* Written task *
Switch "EverQuote" to "QuoteWizard" in the items from the line with "copy-icon [1390,535,1414,559]" to the line with "api-url-label: EverQuote API". Give back only those lines, otherwise unchanged.

* Data supplied *
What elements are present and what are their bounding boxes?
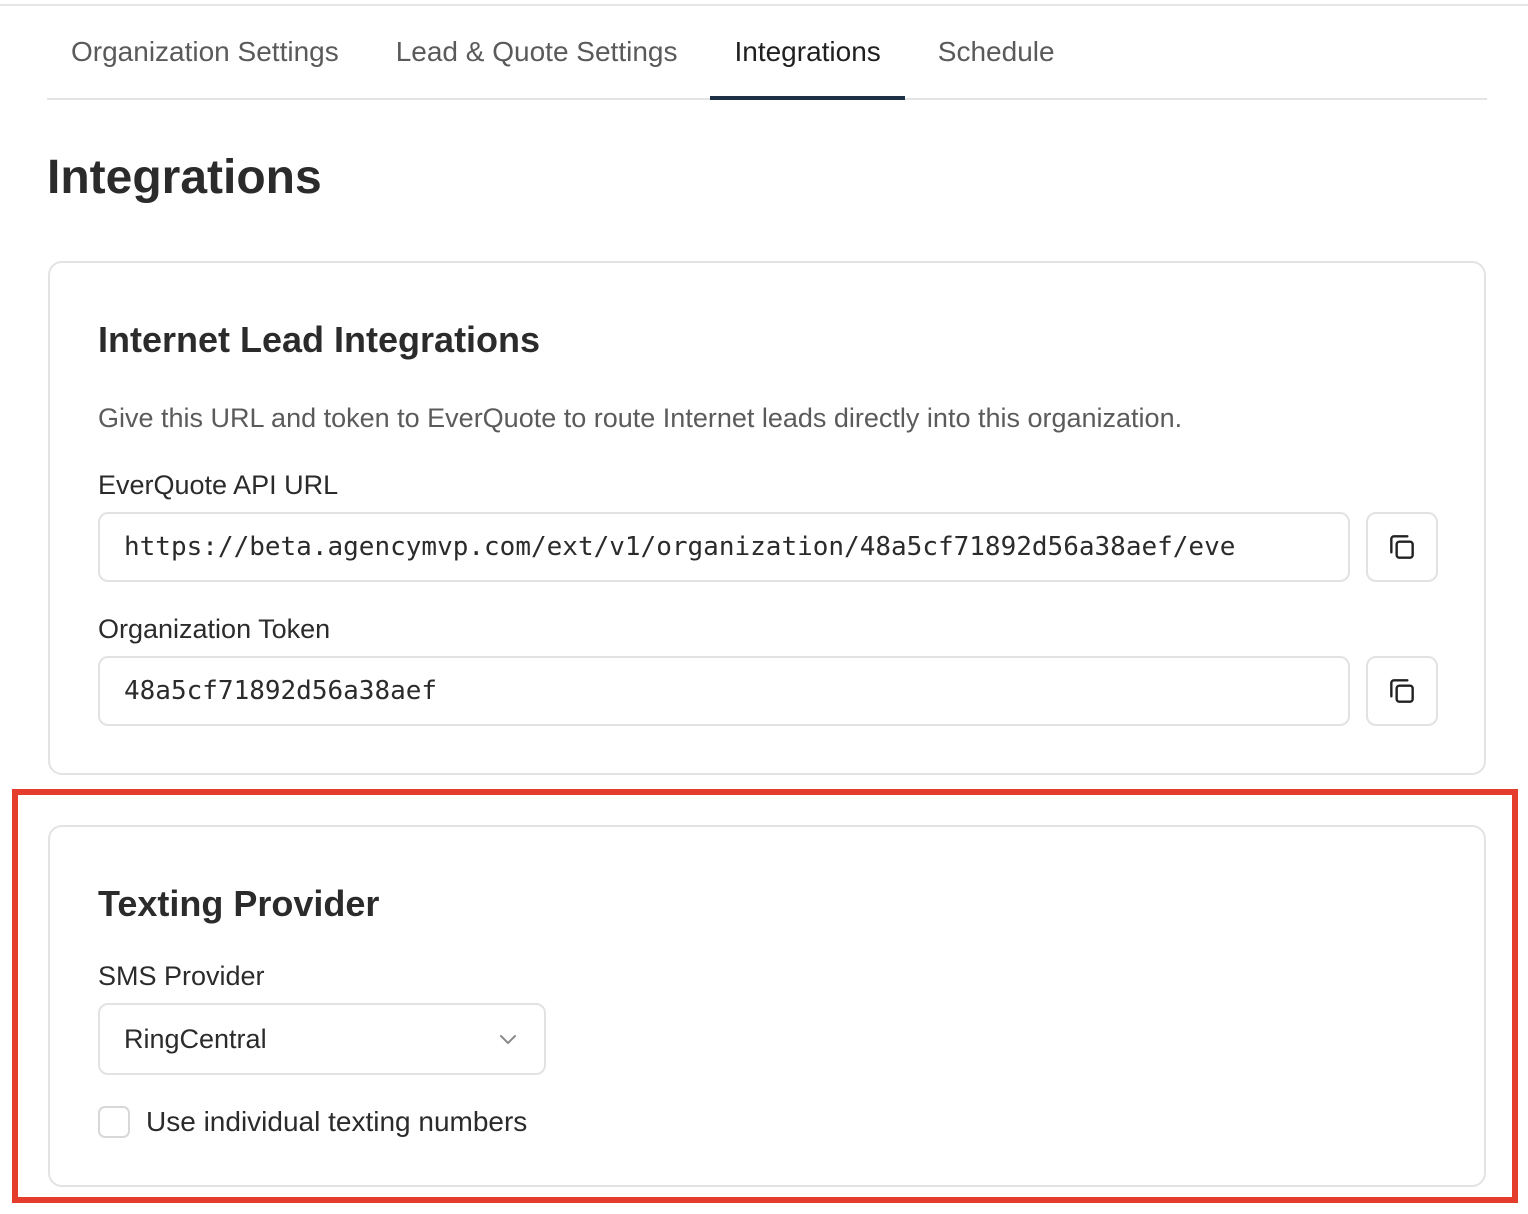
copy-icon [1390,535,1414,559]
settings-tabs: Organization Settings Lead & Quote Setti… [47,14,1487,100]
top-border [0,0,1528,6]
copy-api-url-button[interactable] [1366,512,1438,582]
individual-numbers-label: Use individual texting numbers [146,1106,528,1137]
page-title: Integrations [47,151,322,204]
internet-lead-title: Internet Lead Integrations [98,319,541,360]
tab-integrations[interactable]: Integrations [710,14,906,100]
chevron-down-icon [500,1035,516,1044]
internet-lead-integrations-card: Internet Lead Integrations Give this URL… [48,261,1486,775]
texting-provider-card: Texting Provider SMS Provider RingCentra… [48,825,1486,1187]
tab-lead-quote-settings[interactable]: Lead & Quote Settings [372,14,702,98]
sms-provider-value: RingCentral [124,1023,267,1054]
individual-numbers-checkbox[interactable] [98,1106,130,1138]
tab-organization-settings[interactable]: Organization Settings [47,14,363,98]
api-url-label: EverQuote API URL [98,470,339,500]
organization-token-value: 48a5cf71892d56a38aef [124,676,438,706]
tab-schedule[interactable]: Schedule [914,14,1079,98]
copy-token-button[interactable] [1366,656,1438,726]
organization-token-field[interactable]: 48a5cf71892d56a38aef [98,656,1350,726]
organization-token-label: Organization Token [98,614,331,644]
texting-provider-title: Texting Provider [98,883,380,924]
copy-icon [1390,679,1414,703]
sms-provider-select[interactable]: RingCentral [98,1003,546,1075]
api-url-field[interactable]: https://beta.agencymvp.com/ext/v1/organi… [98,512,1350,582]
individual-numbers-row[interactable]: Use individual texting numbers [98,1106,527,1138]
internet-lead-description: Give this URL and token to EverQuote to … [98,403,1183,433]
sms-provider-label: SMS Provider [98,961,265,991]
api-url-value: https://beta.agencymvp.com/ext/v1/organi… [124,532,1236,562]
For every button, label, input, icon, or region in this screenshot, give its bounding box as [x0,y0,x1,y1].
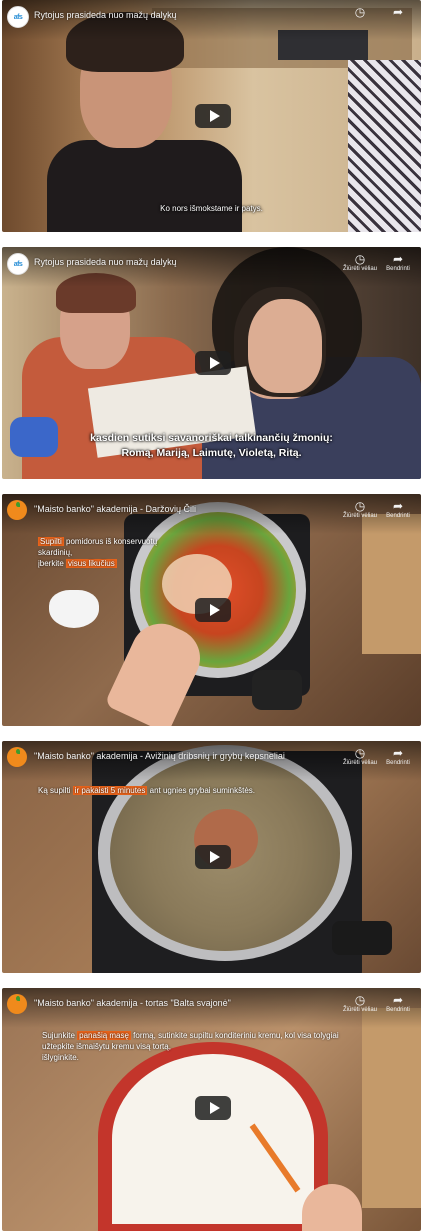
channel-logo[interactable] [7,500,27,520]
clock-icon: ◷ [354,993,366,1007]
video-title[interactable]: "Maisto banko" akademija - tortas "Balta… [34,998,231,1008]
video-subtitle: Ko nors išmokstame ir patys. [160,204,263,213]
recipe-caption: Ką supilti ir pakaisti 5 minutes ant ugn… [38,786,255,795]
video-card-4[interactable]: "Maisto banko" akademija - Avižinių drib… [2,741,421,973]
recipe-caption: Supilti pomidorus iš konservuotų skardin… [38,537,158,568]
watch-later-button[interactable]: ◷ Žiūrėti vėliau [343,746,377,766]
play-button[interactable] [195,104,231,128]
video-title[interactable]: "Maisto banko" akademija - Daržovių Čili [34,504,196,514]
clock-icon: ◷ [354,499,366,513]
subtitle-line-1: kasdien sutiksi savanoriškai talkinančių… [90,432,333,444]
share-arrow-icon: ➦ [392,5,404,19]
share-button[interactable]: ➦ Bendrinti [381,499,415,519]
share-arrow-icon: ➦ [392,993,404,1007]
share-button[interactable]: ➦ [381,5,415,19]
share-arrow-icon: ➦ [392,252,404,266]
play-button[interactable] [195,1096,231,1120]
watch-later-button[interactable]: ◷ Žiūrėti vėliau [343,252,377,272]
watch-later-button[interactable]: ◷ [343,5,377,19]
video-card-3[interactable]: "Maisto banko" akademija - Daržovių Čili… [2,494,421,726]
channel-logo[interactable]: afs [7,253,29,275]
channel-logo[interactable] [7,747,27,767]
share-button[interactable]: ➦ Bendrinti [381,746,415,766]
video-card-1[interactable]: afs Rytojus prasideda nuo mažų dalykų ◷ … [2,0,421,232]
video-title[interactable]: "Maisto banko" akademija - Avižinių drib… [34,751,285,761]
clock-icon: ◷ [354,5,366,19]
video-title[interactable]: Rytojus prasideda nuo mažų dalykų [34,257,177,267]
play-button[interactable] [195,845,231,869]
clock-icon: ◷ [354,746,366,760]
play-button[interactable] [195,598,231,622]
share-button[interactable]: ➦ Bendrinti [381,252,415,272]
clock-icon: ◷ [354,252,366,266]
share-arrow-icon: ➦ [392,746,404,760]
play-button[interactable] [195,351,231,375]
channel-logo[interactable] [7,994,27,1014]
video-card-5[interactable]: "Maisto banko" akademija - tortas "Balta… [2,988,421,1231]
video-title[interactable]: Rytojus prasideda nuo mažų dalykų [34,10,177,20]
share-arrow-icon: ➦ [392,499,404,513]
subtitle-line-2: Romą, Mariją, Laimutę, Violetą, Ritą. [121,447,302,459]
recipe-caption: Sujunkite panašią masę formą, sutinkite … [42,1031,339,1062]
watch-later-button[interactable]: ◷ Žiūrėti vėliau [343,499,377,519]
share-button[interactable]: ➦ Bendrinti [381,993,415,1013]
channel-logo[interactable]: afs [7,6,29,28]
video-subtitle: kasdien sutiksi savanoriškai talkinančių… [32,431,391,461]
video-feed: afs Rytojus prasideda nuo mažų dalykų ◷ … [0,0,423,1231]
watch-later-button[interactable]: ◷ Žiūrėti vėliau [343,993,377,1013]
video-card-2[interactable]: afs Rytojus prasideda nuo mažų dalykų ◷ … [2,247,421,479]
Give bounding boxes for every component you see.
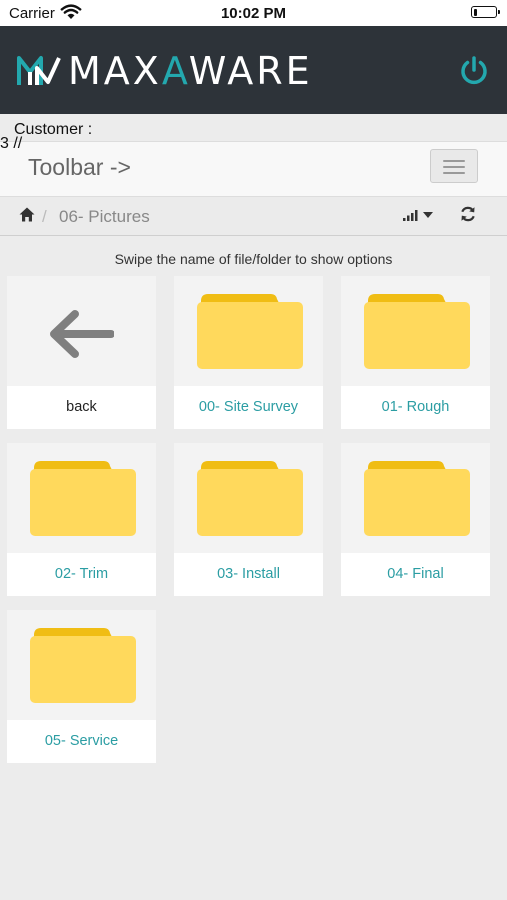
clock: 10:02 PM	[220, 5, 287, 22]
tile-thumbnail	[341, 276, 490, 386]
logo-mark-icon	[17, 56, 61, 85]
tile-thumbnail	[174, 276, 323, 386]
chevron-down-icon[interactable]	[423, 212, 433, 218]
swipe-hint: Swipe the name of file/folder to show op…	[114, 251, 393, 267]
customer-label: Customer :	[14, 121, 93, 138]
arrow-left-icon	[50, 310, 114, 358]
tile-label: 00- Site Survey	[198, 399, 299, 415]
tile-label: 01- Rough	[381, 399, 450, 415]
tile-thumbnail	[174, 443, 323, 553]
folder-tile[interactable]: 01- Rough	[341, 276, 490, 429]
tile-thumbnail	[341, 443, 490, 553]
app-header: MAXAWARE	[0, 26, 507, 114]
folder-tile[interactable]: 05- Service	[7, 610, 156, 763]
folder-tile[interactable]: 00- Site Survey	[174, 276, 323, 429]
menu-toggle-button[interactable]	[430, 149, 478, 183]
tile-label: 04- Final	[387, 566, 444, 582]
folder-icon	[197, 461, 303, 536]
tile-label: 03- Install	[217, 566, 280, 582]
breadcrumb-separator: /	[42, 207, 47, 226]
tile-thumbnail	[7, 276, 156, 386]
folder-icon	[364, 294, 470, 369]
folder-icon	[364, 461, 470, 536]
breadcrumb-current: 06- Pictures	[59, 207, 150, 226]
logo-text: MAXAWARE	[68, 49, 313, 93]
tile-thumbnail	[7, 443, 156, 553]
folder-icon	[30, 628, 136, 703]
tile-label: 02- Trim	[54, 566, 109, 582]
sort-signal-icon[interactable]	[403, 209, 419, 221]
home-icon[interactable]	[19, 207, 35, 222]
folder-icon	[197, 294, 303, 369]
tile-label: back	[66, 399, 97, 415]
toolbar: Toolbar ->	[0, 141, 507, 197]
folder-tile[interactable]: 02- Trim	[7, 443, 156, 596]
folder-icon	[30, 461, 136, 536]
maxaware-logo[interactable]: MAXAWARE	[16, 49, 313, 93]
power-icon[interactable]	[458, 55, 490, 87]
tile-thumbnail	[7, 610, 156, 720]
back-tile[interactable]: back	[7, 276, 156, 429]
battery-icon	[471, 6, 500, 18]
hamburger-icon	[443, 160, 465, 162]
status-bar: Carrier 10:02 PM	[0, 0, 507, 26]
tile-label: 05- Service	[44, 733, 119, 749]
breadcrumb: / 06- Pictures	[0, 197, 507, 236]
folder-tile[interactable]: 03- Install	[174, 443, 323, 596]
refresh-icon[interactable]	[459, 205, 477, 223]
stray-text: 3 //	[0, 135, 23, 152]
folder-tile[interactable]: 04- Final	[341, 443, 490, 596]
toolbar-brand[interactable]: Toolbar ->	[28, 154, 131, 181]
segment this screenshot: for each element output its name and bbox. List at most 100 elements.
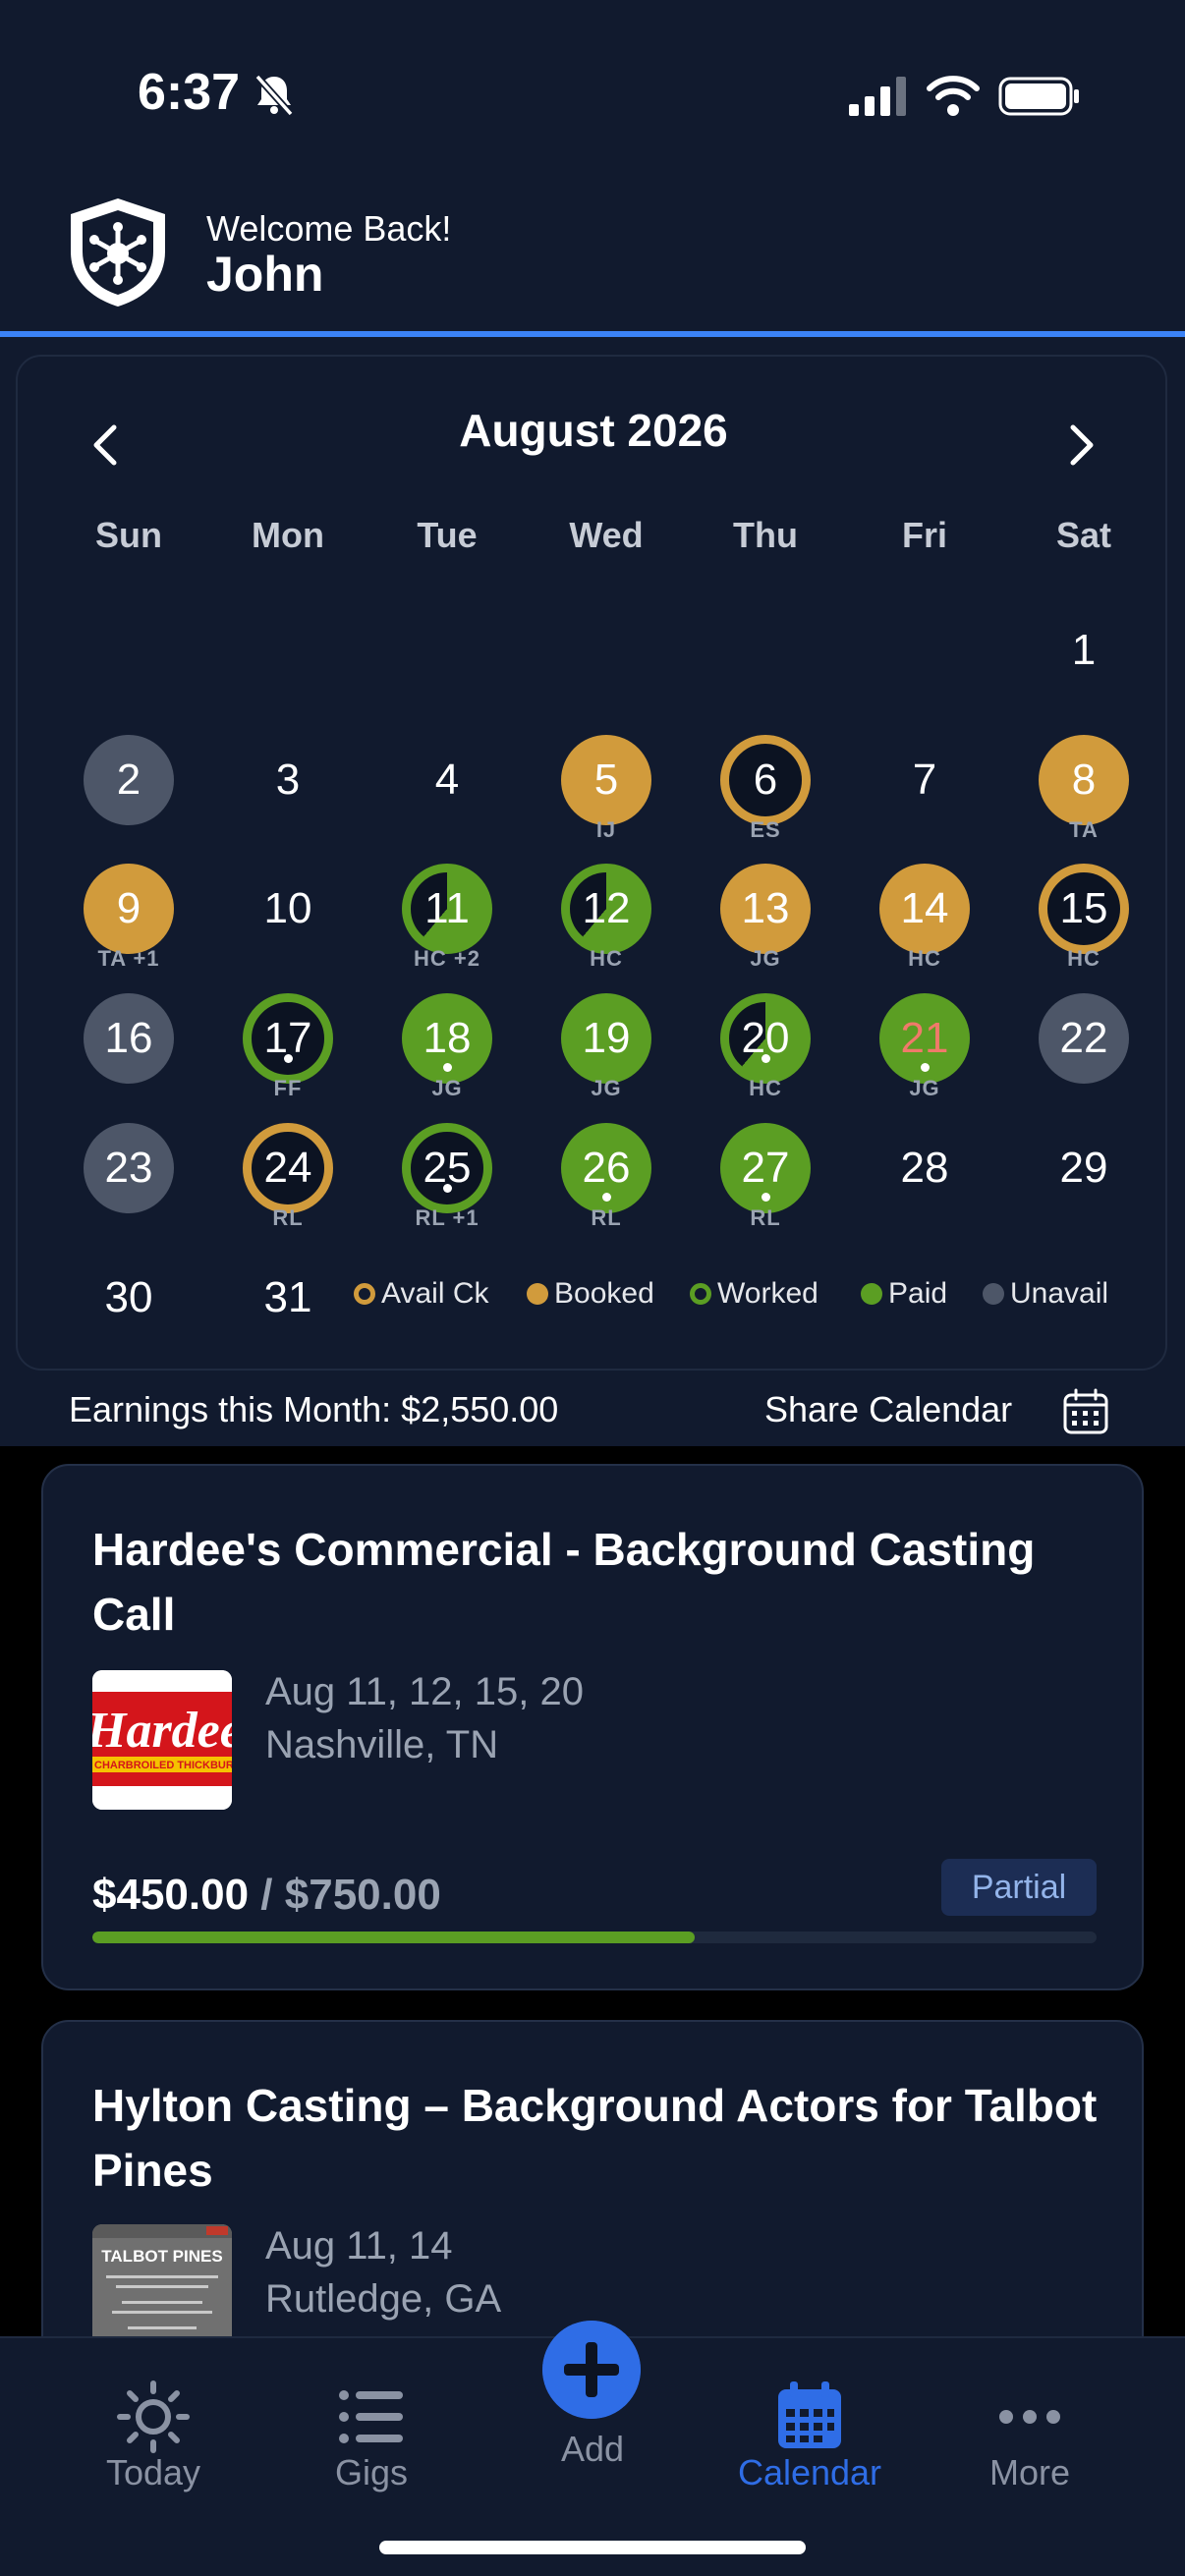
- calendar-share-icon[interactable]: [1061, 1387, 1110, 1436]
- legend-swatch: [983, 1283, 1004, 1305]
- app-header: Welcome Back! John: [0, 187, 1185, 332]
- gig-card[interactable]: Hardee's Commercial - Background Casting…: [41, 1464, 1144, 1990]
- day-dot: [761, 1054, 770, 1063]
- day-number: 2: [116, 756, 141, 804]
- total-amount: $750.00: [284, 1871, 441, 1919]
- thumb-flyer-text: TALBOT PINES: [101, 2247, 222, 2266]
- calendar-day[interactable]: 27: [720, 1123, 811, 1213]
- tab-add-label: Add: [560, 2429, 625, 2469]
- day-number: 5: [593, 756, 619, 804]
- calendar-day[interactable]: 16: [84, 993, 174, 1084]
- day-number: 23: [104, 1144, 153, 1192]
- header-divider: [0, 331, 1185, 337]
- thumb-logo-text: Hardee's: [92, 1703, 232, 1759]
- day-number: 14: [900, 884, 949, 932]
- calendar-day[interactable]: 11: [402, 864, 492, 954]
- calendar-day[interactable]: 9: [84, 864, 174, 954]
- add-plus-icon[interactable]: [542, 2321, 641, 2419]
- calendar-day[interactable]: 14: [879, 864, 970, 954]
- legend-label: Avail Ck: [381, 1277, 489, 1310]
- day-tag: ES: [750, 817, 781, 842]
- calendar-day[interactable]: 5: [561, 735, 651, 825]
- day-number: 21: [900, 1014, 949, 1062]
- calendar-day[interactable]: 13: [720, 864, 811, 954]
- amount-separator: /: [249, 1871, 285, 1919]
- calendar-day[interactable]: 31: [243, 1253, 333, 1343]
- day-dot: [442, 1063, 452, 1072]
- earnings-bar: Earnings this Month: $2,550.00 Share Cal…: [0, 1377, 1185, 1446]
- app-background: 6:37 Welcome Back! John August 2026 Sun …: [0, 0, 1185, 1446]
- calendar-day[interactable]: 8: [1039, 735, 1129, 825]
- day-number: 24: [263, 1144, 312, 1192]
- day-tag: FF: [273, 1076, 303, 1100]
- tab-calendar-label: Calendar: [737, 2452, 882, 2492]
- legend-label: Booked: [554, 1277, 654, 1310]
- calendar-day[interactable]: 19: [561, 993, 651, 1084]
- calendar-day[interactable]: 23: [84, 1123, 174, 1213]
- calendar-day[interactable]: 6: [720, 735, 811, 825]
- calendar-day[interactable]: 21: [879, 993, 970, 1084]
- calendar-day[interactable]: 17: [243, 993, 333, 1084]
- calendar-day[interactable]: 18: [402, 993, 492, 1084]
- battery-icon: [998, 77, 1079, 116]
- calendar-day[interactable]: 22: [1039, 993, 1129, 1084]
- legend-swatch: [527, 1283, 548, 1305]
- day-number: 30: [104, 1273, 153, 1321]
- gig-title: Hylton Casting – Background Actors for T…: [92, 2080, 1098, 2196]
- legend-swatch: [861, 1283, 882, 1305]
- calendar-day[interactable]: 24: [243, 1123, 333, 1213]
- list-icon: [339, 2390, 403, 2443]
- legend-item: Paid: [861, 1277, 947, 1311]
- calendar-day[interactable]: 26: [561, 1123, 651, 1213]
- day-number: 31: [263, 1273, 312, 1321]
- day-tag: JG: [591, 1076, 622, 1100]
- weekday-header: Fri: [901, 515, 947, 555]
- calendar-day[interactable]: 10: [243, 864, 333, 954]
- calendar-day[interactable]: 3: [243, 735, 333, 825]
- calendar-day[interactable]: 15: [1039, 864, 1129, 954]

* Response *
copy-icon [1390,535,1414,559]
settings-tabs: Organization Settings Lead & Quote Setti… [47,14,1487,100]
top-border [0,0,1528,6]
copy-api-url-button[interactable] [1366,512,1438,582]
individual-numbers-label: Use individual texting numbers [146,1106,528,1137]
page-title: Integrations [47,151,322,204]
internet-lead-title: Internet Lead Integrations [98,319,541,360]
tab-integrations[interactable]: Integrations [710,14,906,100]
chevron-down-icon [500,1035,516,1044]
internet-lead-integrations-card: Internet Lead Integrations Give this URL… [48,261,1486,775]
texting-provider-card: Texting Provider SMS Provider RingCentra… [48,825,1486,1187]
tab-lead-quote-settings[interactable]: Lead & Quote Settings [372,14,702,98]
sms-provider-value: RingCentral [124,1023,267,1054]
individual-numbers-checkbox[interactable] [98,1106,130,1138]
tab-organization-settings[interactable]: Organization Settings [47,14,363,98]
api-url-label: QuoteWizard API URL [98,470,339,500]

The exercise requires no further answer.